● **Required work**
What follows is a listing; give it again exactly, in its entirety.

[Saved entries]
** begin **
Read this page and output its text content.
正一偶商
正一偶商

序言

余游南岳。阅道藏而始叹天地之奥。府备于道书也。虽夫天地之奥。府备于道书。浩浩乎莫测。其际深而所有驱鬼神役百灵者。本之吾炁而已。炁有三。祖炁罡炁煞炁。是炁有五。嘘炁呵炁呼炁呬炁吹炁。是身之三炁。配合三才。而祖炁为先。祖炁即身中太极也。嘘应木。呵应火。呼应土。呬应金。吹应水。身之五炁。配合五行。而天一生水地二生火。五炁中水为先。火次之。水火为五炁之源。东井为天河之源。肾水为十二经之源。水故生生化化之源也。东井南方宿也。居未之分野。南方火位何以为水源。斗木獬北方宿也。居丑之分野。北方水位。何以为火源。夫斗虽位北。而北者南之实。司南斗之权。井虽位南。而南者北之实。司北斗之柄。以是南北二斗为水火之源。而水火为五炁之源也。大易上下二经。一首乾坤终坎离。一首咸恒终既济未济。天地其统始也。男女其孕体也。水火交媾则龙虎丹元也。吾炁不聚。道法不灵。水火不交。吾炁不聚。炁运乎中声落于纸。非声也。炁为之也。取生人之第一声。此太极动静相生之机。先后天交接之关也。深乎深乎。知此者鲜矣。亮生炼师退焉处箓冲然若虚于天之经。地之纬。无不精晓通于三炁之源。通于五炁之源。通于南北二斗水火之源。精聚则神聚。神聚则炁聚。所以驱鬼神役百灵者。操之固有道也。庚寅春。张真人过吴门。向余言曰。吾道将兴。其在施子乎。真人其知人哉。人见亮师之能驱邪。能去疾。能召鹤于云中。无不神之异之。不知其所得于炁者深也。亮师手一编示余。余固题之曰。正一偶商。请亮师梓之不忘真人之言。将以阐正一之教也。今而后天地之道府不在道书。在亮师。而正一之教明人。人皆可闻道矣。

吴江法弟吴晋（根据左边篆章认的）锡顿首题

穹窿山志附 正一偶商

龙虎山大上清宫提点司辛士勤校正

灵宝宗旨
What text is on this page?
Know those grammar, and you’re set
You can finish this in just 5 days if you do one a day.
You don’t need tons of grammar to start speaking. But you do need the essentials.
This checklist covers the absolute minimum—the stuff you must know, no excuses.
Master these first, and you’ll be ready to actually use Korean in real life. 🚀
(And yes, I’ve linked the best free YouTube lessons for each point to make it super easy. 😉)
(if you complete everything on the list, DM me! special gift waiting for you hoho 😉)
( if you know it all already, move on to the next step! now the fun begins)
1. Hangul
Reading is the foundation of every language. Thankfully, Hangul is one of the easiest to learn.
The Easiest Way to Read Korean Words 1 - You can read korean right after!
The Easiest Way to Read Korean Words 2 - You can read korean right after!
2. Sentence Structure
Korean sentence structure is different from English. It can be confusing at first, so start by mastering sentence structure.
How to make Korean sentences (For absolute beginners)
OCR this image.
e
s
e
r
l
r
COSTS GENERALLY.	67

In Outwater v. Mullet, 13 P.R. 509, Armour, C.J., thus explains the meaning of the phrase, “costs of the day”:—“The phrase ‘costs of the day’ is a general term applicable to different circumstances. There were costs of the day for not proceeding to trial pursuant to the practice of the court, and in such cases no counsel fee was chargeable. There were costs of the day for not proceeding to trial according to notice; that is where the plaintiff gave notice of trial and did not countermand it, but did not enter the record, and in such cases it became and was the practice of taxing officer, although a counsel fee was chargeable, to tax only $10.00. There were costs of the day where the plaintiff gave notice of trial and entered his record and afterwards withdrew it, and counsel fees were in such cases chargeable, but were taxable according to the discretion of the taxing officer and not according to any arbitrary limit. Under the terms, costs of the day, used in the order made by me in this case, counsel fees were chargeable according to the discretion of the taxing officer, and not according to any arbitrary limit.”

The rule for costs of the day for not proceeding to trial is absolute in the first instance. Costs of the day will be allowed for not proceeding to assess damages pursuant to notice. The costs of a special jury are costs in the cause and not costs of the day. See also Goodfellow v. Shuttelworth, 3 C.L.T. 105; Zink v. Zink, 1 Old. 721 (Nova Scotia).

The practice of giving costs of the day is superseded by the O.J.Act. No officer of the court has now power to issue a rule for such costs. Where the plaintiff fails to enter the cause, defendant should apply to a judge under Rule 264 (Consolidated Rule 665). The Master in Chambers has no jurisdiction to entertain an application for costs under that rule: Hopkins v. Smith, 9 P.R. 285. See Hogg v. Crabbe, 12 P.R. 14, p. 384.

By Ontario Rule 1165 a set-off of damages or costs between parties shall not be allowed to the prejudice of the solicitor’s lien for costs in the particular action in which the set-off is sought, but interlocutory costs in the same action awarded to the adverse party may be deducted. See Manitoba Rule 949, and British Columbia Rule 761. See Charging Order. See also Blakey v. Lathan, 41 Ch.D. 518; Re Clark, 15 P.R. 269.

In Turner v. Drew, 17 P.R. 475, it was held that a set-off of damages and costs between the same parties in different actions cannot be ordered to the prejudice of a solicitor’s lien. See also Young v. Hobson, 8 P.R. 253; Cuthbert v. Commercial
** end **
● **Reply**
Read this page and output its text content.
正一偶商
正一偶商

序言

余游南岳。阅道藏而始叹天地之奥。府备于道书也。虽夫天地之奥。府备于道书。浩浩乎莫测。其际深而所有驱鬼神役百灵者。本之吾炁而已。炁有三。祖炁罡炁煞炁。是炁有五。嘘炁呵炁呼炁呬炁吹炁。是身之三炁。配合三才。而祖炁为先。祖炁即身中太极也。嘘应木。呵应火。呼应土。呬应金。吹应水。身之五炁。配合五行。而天一生水地二生火。五炁中水为先。火次之。水火为五炁之源。东井为天河之源。肾水为十二经之源。水故生生化化之源也。东井南方宿也。居未之分野。南方火位何以为水源。斗木獬北方宿也。居丑之分野。北方水位。何以为火源。夫斗虽位北。而北者南之实。司南斗之权。井虽位南。而南者北之实。司北斗之柄。以是南北二斗为水火之源。而水火为五炁之源也。大易上下二经。一首乾坤终坎离。一首咸恒终既济未济。天地其统始也。男女其孕体也。水火交媾则龙虎丹元也。吾炁不聚。道法不灵。水火不交。吾炁不聚。炁运乎中声落于纸。非声也。炁为之也。取生人之第一声。此太极动静相生之机。先后天交接之关也。深乎深乎。知此者鲜矣。亮生炼师退焉处箓冲然若虚于天之经。地之纬。无不精晓通于三炁之源。通于五炁之源。通于南北二斗水火之源。精聚则神聚。神聚则炁聚。所以驱鬼神役百灵者。操之固有道也。庚寅春。张真人过吴门。向余言曰。吾道将兴。其在施子乎。真人其知人哉。人见亮师之能驱邪。能去疾。能召鹤于云中。无不神之异之。不知其所得于炁者深也。亮师手一编示余。余固题之曰。正一偶商。请亮师梓之不忘真人之言。将以阐正一之教也。今而后天地之道府不在道书。在亮师。而正一之教明人。人皆可闻道矣。

吴江法弟吴晋（根据左边篆章认的）锡顿首题

穹窿山志附 正一偶商

龙虎山大上清宫提点司辛士勤校正

灵宝宗旨
What text is on this page?
Know those grammar, and you’re set
You can finish this in just 5 days if you do one a day.
You don’t need tons of grammar to start speaking. But you do need the essentials.
This checklist covers the absolute minimum—the stuff you must know, no excuses.
Master these first, and you’ll be ready to actually use Korean in real life. 🚀
(And yes, I’ve linked the best free YouTube lessons for each point to make it super easy. 😉)
(if you complete everything on the list, DM me! special gift waiting for you hoho 😉)
( if you know it all already, move on to the next step! now the fun begins)
1. Hangul
Reading is the foundation of every language. Thankfully, Hangul is one of the easiest to learn.
The Easiest Way to Read Korean Words 1 - You can read korean right after!
The Easiest Way to Read Korean Words 2 - You can read korean right after!
2. Sentence Structure
Korean sentence structure is different from English. It can be confusing at first, so start by mastering sentence structure.
How to make Korean sentences (For absolute beginners)
OCR this image.
e
s
e
r
l
r
COSTS GENERALLY.	67

In Outwater v. Mullet, 13 P.R. 509, Armour, C.J., thus explains the meaning of the phrase, “costs of the day”:—“The phrase ‘costs of the day’ is a general term applicable to different circumstances. There were costs of the day for not proceeding to trial pursuant to the practice of the court, and in such cases no counsel fee was chargeable. There were costs of the day for not proceeding to trial according to notice; that is where the plaintiff gave notice of trial and did not countermand it, but did not enter the record, and in such cases it became and was the practice of taxing officer, although a counsel fee was chargeable, to tax only $10.00. There were costs of the day where the plaintiff gave notice of trial and entered his record and afterwards withdrew it, and counsel fees were in such cases chargeable, but were taxable according to the discretion of the taxing officer and not according to any arbitrary limit. Under the terms, costs of the day, used in the order made by me in this case, counsel fees were chargeable according to the discretion of the taxing officer, and not according to any arbitrary limit.”

The rule for costs of the day for not proceeding to trial is absolute in the first instance. Costs of the day will be allowed for not proceeding to assess damages pursuant to notice. The costs of a special jury are costs in the cause and not costs of the day. See also Goodfellow v. Shuttelworth, 3 C.L.T. 105; Zink v. Zink, 1 Old. 721 (Nova Scotia).

The practice of giving costs of the day is superseded by the O.J.Act. No officer of the court has now power to issue a rule for such costs. Where the plaintiff fails to enter the cause, defendant should apply to a judge under Rule 264 (Consolidated Rule 665). The Master in Chambers has no jurisdiction to entertain an application for costs under that rule: Hopkins v. Smith, 9 P.R. 285. See Hogg v. Crabbe, 12 P.R. 14, p. 384.

By Ontario Rule 1165 a set-off of damages or costs between parties shall not be allowed to the prejudice of the solicitor’s lien for costs in the particular action in which the set-off is sought, but interlocutory costs in the same action awarded to the adverse party may be deducted. See Manitoba Rule 949, and British Columbia Rule 761. See Charging Order. See also Blakey v. Lathan, 41 Ch.D. 518; Re Clark, 15 P.R. 269.

In Turner v. Drew, 17 P.R. 475, it was held that a set-off of damages and costs between the same parties in different actions cannot be ordered to the prejudice of a solicitor’s lien. See also Young v. Hobson, 8 P.R. 253; Cuthbert v. Commercial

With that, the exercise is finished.